→ **Source passage**

.....

Figure 3d shows the XRD patterns of the samples. For PDDA@Fe3O4, all the diffraction peaks were in good agreement with the face-centered cubic (fcc) structure of magnetite corresponding to (220), (311), (400), (422), (511), and (440) (Figure S3). After HPB coating, a new diffraction peak was shown at 17.4°, 24.8°, and 35.3°, which were addressed to (200), (220), and (222) reflections, respectively, of the fcc structure of the HPB nanoparticles.

Figure 4 shows the N₂ adsorption/desorption isotherm and corresponding Barrett–Joyner–Halenda (BJH) pore size distribution curve of the HPB@PDDA@Fe₃O₄ composite. The pore volume of the HPB@PDDA@Fe₃O₄ ranged from 2 to 10 nm (Figure 4a). The isotherm exhibited that the BET specific surface area of the composite was 166.16 m²/g (Figure 4b).

3.3. Performance Evaluation of Cesium Removal

The uptake of cesium by MPB@PDDA@Fe₃O₄ and HPB@PDDA@Fe₃O₄ composites was investigated in the batch experiments. After 12 h of contact, the magnetic composites were easily collected to one side of the vial by positioning a magnet against the vial (Figure 5a). The NPs were rapidly separated within 30 s. This demonstrated that the adsorbent could be very easily recovered using an external magnet. The adsorption capacity of magnetic cesium adsorbents was investigated using Langmuir and Freundlich adsorption isotherm models. The Langmuir model [24] is based on the assumption that all active sites are independent and equivalent, and it indicates a monolayer adsorption process for cesium onto the uniformly adsorbent surface. The nonlinear forms of the equation are written as:

$$q_e=q_{max}\frac{K_L{C}_e}{1+K_L{C}_e}$$

(1)

where q_e and q_max are the equilibrium adsorption capacity and monolayer maximum adsorption capacity (mg/g), respectively, and K_L is a constant related to the affinity between the adsorbent and the adsorbate. C_e is equilibrium concentrations of inactive cesium in the solution. By comparison, the Freundlich adsorption isotherm model [25] is significantly considered to be an empirical equation that describes multilayer adsorption with several types of adsorption sites on the surface of an adsorbent. The model consists of the following equation:

$$q_e=K_F{C}_e^{\frac{1}{n}}$$

(2)

where K_F and n are the Freundlich constants relative to the multilayer adsorption capacity. The experimental data of HPB@PDDA@Fe₃O₄ and MPB@PDDA@Fe₃O₄ composites were a better fit to the Langmuir model (R² = 0.91 and 0.90, respectively) than the Freundlich model (R² = 0.79 and 0.86, respectively). The MPB@PDDA@Fe₃O₄ and HPB@PDDA@Fe₃O₄ possessed a q_max of 25.6 and 32.8 mg/g, respectively (Figure 5b).

.....

→ **Layout element annotations**
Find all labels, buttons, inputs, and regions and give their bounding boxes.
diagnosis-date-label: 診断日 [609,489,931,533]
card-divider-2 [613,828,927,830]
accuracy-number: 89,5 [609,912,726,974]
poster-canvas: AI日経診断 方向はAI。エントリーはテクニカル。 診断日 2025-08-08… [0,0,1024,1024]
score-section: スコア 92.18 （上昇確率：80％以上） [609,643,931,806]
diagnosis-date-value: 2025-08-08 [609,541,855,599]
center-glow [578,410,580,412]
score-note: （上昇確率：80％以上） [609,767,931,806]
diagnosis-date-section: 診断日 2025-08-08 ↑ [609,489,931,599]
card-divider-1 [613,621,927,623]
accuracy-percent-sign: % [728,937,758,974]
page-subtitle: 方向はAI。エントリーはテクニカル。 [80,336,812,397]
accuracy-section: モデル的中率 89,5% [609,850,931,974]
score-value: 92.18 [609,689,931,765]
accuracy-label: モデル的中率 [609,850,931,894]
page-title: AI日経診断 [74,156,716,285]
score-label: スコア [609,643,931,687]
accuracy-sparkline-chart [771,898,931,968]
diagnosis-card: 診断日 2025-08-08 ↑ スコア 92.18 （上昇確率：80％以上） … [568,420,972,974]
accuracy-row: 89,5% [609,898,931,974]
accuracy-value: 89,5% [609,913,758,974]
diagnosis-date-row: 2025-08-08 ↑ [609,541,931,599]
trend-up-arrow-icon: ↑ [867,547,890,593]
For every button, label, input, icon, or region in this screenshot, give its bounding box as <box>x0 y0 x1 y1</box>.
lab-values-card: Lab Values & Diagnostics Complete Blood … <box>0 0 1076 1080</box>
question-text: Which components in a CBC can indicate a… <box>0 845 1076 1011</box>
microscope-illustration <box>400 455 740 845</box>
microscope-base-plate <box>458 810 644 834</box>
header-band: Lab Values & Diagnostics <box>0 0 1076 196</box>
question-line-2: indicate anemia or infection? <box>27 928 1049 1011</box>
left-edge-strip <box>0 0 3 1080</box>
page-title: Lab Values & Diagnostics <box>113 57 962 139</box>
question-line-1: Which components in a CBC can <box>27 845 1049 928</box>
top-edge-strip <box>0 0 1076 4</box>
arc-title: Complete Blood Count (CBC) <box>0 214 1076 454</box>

.....

→ **Set of tasks**
1/ In the cesium-removal passage, what was the BET specific surface area of the HPB@PDDA@Fe₃O₄ composite?
2/ List every reflection that the cesium-removal passage assigns to the fcc structure of magnetite in PDDA@Fe3O4.
3/ Render this sentence from the cesium-removal passage in Spanish: "After 12 h of contact, the magnetic composites were easily collected to one side of the vial by positioning a magnet against the vial (Figure 5a)."
The records were drawn from a different source than the text.

→ **Correct answers**
1/ 166.16 m²/g

2/ (220), (311), (400), (422), (511), (440)

3/ Tras 12 h de contacto, los compuestos magnéticos se recogieron fácilmente en un lado del vial colocando un imán contra el vial (Figura 5a).